===== DATASET ENTRIES

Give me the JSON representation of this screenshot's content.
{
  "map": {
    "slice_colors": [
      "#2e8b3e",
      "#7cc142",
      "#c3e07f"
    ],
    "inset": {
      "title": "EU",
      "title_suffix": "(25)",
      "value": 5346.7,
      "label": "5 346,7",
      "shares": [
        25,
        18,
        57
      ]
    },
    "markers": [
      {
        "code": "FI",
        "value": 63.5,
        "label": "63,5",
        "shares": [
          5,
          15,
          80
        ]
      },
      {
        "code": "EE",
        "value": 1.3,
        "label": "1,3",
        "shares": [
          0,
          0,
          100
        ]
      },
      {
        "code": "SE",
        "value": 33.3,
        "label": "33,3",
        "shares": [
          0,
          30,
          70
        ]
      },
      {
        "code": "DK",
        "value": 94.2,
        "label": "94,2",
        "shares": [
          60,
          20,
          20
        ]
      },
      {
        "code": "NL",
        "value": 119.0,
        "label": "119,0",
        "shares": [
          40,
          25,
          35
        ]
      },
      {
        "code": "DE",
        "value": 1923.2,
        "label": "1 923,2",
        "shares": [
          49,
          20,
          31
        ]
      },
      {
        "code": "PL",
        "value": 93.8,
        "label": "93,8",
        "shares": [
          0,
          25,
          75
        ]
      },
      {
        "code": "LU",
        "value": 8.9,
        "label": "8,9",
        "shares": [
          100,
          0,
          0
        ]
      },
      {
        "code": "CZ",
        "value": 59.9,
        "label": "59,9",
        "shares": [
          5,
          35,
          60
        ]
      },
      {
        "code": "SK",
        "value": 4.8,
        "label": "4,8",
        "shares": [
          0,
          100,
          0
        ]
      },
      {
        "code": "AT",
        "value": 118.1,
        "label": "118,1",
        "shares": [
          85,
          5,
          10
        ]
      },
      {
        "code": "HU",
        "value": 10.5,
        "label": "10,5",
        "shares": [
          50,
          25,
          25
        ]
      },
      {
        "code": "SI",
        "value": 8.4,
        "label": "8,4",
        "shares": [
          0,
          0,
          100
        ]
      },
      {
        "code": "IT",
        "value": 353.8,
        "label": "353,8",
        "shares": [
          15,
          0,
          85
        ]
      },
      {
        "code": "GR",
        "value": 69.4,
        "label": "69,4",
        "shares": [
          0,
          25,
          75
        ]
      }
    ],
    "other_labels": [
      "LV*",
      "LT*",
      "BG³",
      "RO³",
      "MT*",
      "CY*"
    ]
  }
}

==========

== WRITTEN INSTRUCTION ==
Produce a verbatim transcription of the entries above.

== FINAL RESULT ==
Give me the JSON representation of this screenshot's content.
{
  "map": {
    "slice_colors": [
      "#2e8b3e",
      "#7cc142",
      "#c3e07f"
    ],
    "inset": {
      "title": "EU",
      "title_suffix": "(25)",
      "value": 5346.7,
      "label": "5 346,7",
      "shares": [
        25,
        18,
        57
      ]
    },
    "markers": [
      {
        "code": "FI",
        "value": 63.5,
        "label": "63,5",
        "shares": [
          5,
          15,
          80
        ]
      },
      {
        "code": "EE",
        "value": 1.3,
        "label": "1,3",
        "shares": [
          0,
          0,
          100
        ]
      },
      {
        "code": "SE",
        "value": 33.3,
        "label": "33,3",
        "shares": [
          0,
          30,
          70
        ]
      },
      {
        "code": "DK",
        "value": 94.2,
        "label": "94,2",
        "shares": [
          60,
          20,
          20
        ]
      },
      {
        "code": "NL",
        "value": 119.0,
        "label": "119,0",
        "shares": [
          40,
          25,
          35
        ]
      },
      {
        "code": "DE",
        "value": 1923.2,
        "label": "1 923,2",
        "shares": [
          49,
          20,
          31
        ]
      },
      {
        "code": "PL",
        "value": 93.8,
        "label": "93,8",
        "shares": [
          0,
          25,
          75
        ]
      },
      {
        "code": "LU",
        "value": 8.9,
        "label": "8,9",
        "shares": [
          100,
          0,
          0
        ]
      },
      {
        "code": "CZ",
        "value": 59.9,
        "label": "59,9",
        "shares": [
          5,
          35,
          60
        ]
      },
      {
        "code": "SK",
        "value": 4.8,
        "label": "4,8",
        "shares": [
          0,
          100,
          0
        ]
      },
      {
        "code": "AT",
        "value": 118.1,
        "label": "118,1",
        "shares": [
          85,
          5,
          10
        ]
      },
      {
        "code": "HU",
        "value": 10.5,
        "label": "10,5",
        "shares": [
          50,
          25,
          25
        ]
      },
      {
        "code": "SI",
        "value": 8.4,
        "label": "8,4",
        "shares": [
          0,
          0,
          100
        ]
      },
      {
        "code": "IT",
        "value": 353.8,
        "label": "353,8",
        "shares": [
          15,
          0,
          85
        ]
      },
      {
        "code": "GR",
        "value": 69.4,
        "label": "69,4",
        "shares": [
          0,
          25,
          75
        ]
      }
    ],
    "other_labels": [
      "LV*",
      "LT*",
      "BG³",
      "RO³",
      "MT*",
      "CY*"
    ]
  }
}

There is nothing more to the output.